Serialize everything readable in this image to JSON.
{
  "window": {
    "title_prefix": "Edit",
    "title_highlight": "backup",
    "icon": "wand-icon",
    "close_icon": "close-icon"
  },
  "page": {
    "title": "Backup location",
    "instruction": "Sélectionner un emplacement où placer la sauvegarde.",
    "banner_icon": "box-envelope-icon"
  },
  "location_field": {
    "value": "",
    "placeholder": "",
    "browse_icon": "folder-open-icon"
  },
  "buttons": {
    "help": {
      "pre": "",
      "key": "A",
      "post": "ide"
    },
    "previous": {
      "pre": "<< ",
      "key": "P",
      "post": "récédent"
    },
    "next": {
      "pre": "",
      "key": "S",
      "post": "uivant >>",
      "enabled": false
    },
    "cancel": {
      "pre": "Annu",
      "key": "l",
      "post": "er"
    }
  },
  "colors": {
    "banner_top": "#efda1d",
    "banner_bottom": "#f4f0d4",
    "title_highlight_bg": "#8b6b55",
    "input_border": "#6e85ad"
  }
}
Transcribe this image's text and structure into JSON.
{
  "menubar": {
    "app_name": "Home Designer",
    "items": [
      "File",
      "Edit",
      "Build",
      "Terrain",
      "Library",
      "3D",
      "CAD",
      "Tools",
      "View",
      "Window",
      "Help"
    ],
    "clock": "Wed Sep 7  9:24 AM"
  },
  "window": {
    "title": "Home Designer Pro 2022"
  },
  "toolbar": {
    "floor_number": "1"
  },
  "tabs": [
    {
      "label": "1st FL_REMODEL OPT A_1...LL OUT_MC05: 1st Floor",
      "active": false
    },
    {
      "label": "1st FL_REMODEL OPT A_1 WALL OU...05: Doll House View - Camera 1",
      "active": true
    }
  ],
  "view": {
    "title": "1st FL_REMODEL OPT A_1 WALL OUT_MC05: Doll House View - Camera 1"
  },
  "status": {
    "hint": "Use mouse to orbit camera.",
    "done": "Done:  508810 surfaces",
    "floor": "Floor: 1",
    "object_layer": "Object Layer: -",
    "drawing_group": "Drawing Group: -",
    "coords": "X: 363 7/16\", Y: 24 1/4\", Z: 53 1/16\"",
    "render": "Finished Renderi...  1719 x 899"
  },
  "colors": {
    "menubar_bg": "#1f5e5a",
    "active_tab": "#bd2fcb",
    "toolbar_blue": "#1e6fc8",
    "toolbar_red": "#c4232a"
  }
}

....

**Set task:** Reproduce the material exactly, with every line intact.

**Exercise answer:**
Serialize everything readable in this image to JSON.
{
  "window": {
    "title_prefix": "Edit",
    "title_highlight": "backup",
    "icon": "wand-icon",
    "close_icon": "close-icon"
  },
  "page": {
    "title": "Backup location",
    "instruction": "Sélectionner un emplacement où placer la sauvegarde.",
    "banner_icon": "box-envelope-icon"
  },
  "location_field": {
    "value": "",
    "placeholder": "",
    "browse_icon": "folder-open-icon"
  },
  "buttons": {
    "help": {
      "pre": "",
      "key": "A",
      "post": "ide"
    },
    "previous": {
      "pre": "<< ",
      "key": "P",
      "post": "récédent"
    },
    "next": {
      "pre": "",
      "key": "S",
      "post": "uivant >>",
      "enabled": false
    },
    "cancel": {
      "pre": "Annu",
      "key": "l",
      "post": "er"
    }
  },
  "colors": {
    "banner_top": "#efda1d",
    "banner_bottom": "#f4f0d4",
    "title_highlight_bg": "#8b6b55",
    "input_border": "#6e85ad"
  }
}
Transcribe this image's text and structure into JSON.
{
  "menubar": {
    "app_name": "Home Designer",
    "items": [
      "File",
      "Edit",
      "Build",
      "Terrain",
      "Library",
      "3D",
      "CAD",
      "Tools",
      "View",
      "Window",
      "Help"
    ],
    "clock": "Wed Sep 7  9:24 AM"
  },
  "window": {
    "title": "Home Designer Pro 2022"
  },
  "toolbar": {
    "floor_number": "1"
  },
  "tabs": [
    {
      "label": "1st FL_REMODEL OPT A_1...LL OUT_MC05: 1st Floor",
      "active": false
    },
    {
      "label": "1st FL_REMODEL OPT A_1 WALL OU...05: Doll House View - Camera 1",
      "active": true
    }
  ],
  "view": {
    "title": "1st FL_REMODEL OPT A_1 WALL OUT_MC05: Doll House View - Camera 1"
  },
  "status": {
    "hint": "Use mouse to orbit camera.",
    "done": "Done:  508810 surfaces",
    "floor": "Floor: 1",
    "object_layer": "Object Layer: -",
    "drawing_group": "Drawing Group: -",
    "coords": "X: 363 7/16\", Y: 24 1/4\", Z: 53 1/16\"",
    "render": "Finished Renderi...  1719 x 899"
  },
  "colors": {
    "menubar_bg": "#1f5e5a",
    "active_tab": "#bd2fcb",
    "toolbar_blue": "#1e6fc8",
    "toolbar_red": "#c4232a"
  }
}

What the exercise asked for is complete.